■ Material for this exercise ■

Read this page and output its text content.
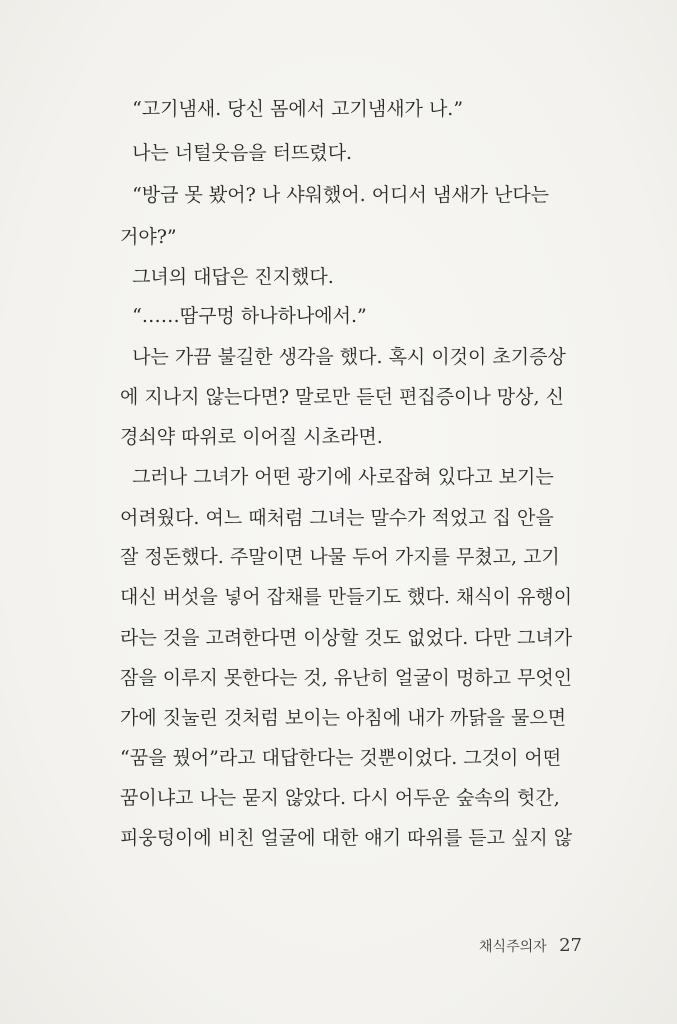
“고기냄새. 당신 몸에서 고기냄새가 나.”
나는 너털웃음을 터뜨렸다.
“방금 못 봤어? 나 샤워했어. 어디서 냄새가 난다는
거야?”
그녀의 대답은 진지했다.
“……땀구멍 하나하나에서.”
나는 가끔 불길한 생각을 했다. 혹시 이것이 초기증상
에 지나지 않는다면? 말로만 듣던 편집증이나 망상, 신
경쇠약 따위로 이어질 시초라면.
그러나 그녀가 어떤 광기에 사로잡혀 있다고 보기는
어려웠다. 여느 때처럼 그녀는 말수가 적었고 집 안을
잘 정돈했다. 주말이면 나물 두어 가지를 무쳤고, 고기
대신 버섯을 넣어 잡채를 만들기도 했다. 채식이 유행이
라는 것을 고려한다면 이상할 것도 없었다. 다만 그녀가
잠을 이루지 못한다는 것, 유난히 얼굴이 멍하고 무엇인
가에 짓눌린 것처럼 보이는 아침에 내가 까닭을 물으면
“꿈을 꿨어”라고 대답한다는 것뿐이었다. 그것이 어떤
꿈이냐고 나는 묻지 않았다. 다시 어두운 숲속의 헛간,
피웅덩이에 비친 얼굴에 대한 얘기 따위를 듣고 싶지 않
채식주의자 27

■ Written task ■
All records should be output exactly, with the pictures left out.

■ Solution for this task ■
Read this page and output its text content.
“고기냄새. 당신 몸에서 고기냄새가 나.”
나는 너털웃음을 터뜨렸다.
“방금 못 봤어? 나 샤워했어. 어디서 냄새가 난다는
거야?”
그녀의 대답은 진지했다.
“……땀구멍 하나하나에서.”
나는 가끔 불길한 생각을 했다. 혹시 이것이 초기증상
에 지나지 않는다면? 말로만 듣던 편집증이나 망상, 신
경쇠약 따위로 이어질 시초라면.
그러나 그녀가 어떤 광기에 사로잡혀 있다고 보기는
어려웠다. 여느 때처럼 그녀는 말수가 적었고 집 안을
잘 정돈했다. 주말이면 나물 두어 가지를 무쳤고, 고기
대신 버섯을 넣어 잡채를 만들기도 했다. 채식이 유행이
라는 것을 고려한다면 이상할 것도 없었다. 다만 그녀가
잠을 이루지 못한다는 것, 유난히 얼굴이 멍하고 무엇인
가에 짓눌린 것처럼 보이는 아침에 내가 까닭을 물으면
“꿈을 꿨어”라고 대답한다는 것뿐이었다. 그것이 어떤
꿈이냐고 나는 묻지 않았다. 다시 어두운 숲속의 헛간,
피웅덩이에 비친 얼굴에 대한 얘기 따위를 듣고 싶지 않
채식주의자 27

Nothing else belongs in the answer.